» **Given exercise**
Look for the string "lendemain" in every line, and copy each line that has it.

(Dataset items)
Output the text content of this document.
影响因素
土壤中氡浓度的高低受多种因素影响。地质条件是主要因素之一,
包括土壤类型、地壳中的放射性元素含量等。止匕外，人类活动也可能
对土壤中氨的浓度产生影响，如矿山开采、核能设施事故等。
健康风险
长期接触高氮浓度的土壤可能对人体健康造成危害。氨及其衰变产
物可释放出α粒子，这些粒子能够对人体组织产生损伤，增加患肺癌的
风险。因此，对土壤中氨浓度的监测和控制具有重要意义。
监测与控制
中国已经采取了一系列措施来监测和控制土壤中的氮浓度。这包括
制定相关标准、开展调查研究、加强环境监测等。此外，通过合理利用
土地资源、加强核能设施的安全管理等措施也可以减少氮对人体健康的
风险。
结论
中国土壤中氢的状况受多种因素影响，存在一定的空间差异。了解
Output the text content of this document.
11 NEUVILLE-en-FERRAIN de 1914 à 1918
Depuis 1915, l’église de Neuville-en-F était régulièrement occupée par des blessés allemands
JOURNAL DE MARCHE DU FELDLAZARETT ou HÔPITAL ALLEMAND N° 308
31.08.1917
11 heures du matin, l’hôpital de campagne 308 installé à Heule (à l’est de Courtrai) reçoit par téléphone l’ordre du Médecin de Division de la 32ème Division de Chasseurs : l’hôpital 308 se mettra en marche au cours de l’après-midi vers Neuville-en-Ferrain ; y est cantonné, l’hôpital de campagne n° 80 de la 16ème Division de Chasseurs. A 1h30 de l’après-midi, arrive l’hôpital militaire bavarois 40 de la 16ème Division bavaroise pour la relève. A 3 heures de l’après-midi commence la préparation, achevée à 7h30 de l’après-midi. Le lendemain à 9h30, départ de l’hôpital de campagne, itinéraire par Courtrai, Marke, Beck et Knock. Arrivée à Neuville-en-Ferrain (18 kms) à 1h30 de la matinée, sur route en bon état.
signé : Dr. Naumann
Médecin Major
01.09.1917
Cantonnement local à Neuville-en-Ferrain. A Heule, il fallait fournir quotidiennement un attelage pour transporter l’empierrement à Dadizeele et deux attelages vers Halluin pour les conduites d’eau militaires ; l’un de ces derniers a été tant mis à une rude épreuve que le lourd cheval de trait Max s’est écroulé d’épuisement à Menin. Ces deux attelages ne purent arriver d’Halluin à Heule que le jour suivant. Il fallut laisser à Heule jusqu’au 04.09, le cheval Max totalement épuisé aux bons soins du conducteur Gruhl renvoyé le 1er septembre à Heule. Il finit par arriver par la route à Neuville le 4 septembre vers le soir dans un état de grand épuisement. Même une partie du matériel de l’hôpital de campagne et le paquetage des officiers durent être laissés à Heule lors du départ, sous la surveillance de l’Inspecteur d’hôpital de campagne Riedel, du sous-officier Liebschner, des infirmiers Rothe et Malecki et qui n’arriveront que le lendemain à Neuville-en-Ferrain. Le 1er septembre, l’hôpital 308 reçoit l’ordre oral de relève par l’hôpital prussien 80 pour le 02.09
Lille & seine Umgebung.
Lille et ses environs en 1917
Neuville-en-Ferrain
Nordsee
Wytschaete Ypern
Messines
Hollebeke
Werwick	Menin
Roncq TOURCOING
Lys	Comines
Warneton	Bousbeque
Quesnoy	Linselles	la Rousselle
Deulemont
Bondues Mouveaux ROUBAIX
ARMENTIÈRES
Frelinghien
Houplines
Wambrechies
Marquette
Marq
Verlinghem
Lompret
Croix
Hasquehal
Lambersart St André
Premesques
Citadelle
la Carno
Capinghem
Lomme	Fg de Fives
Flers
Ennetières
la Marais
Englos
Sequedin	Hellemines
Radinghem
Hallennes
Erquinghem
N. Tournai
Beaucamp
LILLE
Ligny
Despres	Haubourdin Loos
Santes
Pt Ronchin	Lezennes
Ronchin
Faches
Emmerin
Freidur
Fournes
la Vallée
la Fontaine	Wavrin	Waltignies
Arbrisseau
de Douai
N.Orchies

» **Answer in full**
11 heures du matin, l’hôpital de campagne 308 installé à Heule (à l’est de Courtrai) reçoit par téléphone l’ordre du Médecin de Division de la 32ème Division de Chasseurs : l’hôpital 308 se mettra en marche au cours de l’après-midi vers Neuville-en-Ferrain ; y est cantonné, l’hôpital de campagne n° 80 de la 16ème Division de Chasseurs. A 1h30 de l’après-midi, arrive l’hôpital militaire bavarois 40 de la 16ème Division bavaroise pour la relève. A 3 heures de l’après-midi commence la préparation, achevée à 7h30 de l’après-midi. Le lendemain à 9h30, départ de l’hôpital de campagne, itinéraire par Courtrai, Marke, Beck et Knock. Arrivée à Neuville-en-Ferrain (18 kms) à 1h30 de la matinée, sur route en bon état.
Cantonnement local à Neuville-en-Ferrain. A Heule, il fallait fournir quotidiennement un attelage pour transporter l’empierrement à Dadizeele et deux attelages vers Halluin pour les conduites d’eau militaires ; l’un de ces derniers a été tant mis à une rude épreuve que le lourd cheval de trait Max s’est écroulé d’épuisement à Menin. Ces deux attelages ne purent arriver d’Halluin à Heule que le jour suivant. Il fallut laisser à Heule jusqu’au 04.09, le cheval Max totalement épuisé aux bons soins du conducteur Gruhl renvoyé le 1er septembre à Heule. Il finit par arriver par la route à Neuville le 4 septembre vers le soir dans un état de grand épuisement. Même une partie du matériel de l’hôpital de campagne et le paquetage des officiers durent être laissés à Heule lors du départ, sous la surveillance de l’Inspecteur d’hôpital de campagne Riedel, du sous-officier Liebschner, des infirmiers Rothe et Malecki et qui n’arriveront que le lendemain à Neuville-en-Ferrain. Le 1er septembre, l’hôpital 308 reçoit l’ordre oral de relève par l’hôpital prussien 80 pour le 02.09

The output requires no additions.